##### Bereitgestelltes Material #####

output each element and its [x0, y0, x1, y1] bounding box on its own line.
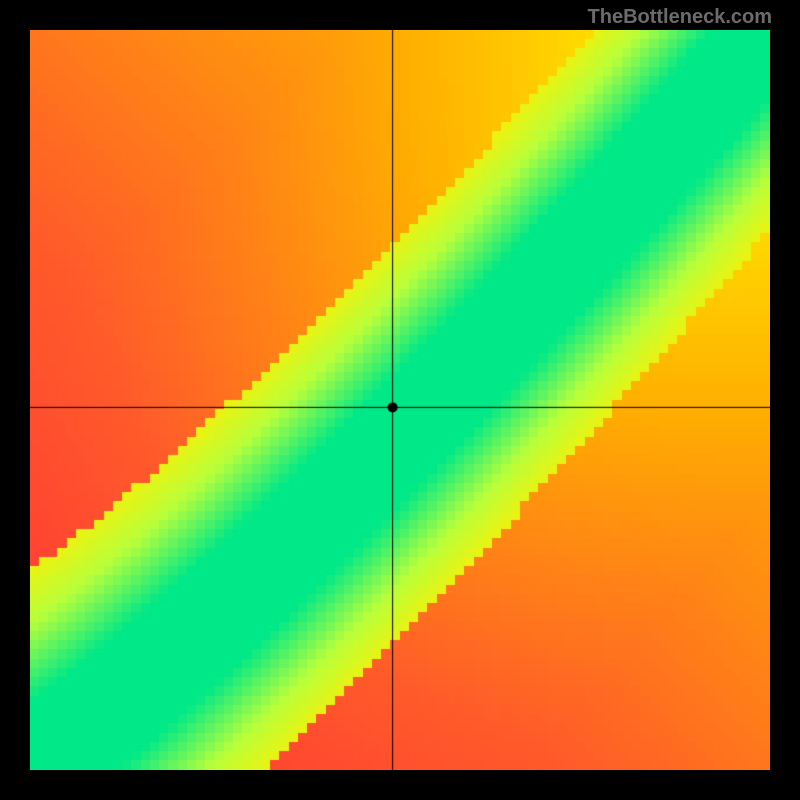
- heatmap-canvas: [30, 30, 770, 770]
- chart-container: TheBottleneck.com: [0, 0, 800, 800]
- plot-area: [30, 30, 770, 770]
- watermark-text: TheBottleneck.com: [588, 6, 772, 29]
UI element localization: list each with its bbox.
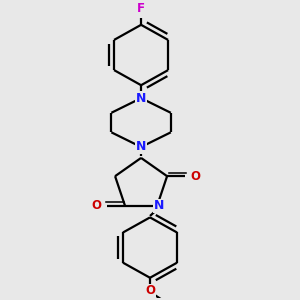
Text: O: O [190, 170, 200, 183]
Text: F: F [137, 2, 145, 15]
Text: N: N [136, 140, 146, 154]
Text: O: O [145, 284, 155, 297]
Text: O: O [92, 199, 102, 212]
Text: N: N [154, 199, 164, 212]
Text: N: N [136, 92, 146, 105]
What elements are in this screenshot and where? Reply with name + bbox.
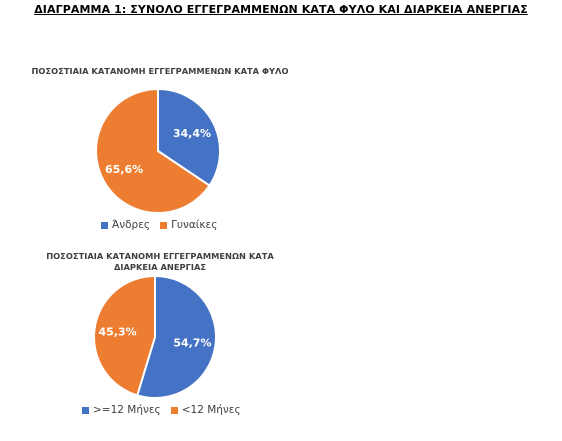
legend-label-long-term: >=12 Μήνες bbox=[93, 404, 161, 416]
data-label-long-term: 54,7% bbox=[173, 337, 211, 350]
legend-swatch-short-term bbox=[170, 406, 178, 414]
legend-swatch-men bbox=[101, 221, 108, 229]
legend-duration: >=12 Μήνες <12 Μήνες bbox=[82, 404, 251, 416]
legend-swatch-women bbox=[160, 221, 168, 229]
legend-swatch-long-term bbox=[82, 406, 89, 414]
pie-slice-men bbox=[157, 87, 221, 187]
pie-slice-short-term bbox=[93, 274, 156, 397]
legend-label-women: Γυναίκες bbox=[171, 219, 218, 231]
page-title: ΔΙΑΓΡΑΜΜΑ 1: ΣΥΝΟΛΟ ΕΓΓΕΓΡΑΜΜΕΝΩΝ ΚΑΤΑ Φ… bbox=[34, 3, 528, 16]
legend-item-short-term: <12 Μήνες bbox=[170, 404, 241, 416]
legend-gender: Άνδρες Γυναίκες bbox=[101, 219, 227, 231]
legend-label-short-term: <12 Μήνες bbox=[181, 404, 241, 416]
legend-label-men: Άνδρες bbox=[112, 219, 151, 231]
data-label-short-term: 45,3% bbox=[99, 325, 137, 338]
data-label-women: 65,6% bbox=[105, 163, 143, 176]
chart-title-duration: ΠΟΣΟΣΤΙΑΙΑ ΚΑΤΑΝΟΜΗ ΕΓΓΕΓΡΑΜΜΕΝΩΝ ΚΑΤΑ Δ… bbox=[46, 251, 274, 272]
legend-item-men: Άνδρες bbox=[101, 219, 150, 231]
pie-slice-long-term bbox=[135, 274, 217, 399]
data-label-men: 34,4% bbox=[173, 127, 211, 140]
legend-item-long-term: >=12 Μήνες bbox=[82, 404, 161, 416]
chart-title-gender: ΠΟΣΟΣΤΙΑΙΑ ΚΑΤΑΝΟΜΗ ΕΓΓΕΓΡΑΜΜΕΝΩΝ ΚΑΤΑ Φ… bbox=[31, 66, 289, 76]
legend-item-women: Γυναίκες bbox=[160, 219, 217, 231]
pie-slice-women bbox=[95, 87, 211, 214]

#####
##### Bereitgestelltes Material #####

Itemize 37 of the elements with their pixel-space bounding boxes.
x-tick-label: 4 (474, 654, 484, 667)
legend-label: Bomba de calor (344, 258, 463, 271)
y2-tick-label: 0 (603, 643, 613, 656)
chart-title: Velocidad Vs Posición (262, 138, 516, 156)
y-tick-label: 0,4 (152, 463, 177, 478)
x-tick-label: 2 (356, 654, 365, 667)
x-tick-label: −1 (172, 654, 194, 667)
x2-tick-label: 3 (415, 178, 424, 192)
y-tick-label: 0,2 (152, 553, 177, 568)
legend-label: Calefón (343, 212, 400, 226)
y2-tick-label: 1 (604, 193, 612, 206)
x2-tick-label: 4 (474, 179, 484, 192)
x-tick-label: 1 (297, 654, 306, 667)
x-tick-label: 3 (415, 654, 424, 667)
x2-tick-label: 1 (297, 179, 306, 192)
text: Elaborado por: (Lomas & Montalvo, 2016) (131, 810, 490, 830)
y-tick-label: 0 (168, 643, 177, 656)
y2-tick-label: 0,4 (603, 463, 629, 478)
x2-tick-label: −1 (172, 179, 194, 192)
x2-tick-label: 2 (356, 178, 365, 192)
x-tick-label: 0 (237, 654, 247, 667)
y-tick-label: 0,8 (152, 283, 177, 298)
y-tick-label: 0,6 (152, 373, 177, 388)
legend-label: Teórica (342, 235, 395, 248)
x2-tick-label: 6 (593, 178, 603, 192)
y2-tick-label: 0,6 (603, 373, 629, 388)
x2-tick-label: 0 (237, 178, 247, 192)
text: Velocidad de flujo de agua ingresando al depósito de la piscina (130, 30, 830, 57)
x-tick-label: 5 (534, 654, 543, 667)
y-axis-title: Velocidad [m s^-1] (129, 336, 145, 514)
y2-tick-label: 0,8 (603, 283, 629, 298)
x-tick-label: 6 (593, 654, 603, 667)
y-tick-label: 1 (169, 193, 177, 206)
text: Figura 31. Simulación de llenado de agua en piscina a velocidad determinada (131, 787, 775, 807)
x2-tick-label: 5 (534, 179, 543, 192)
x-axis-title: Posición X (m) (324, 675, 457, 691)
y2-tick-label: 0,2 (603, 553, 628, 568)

#####

▶ **Aufgabenstellung**
Übernimm alles von der Zeile mit „output each element“ bis hinunter zur Zeile mit „What elements are“ einschließlich beider Zeilen wortgetreu, aber ohne die Bilder.

▶ **Ergebnis folgt**
output each element and its [x0, y0, x1, y1] bounding box on its own line.
- heatmap-canvas: [30, 30, 770, 770]
- chart-container: TheBottleneck.com: [0, 0, 800, 800]
- plot-area: [30, 30, 770, 770]
- watermark-text: TheBottleneck.com: [588, 6, 772, 29]
UI element localization: list each with its bbox.
Text: O: O [190, 170, 200, 183]
Text: F: F [137, 2, 145, 15]
Text: N: N [136, 140, 146, 154]
Text: O: O [145, 284, 155, 297]
Text: O: O [92, 199, 102, 212]
Text: N: N [154, 199, 164, 212]
Text: N: N [136, 92, 146, 105]
What elements are in this screenshot and where? Reply with name + bbox.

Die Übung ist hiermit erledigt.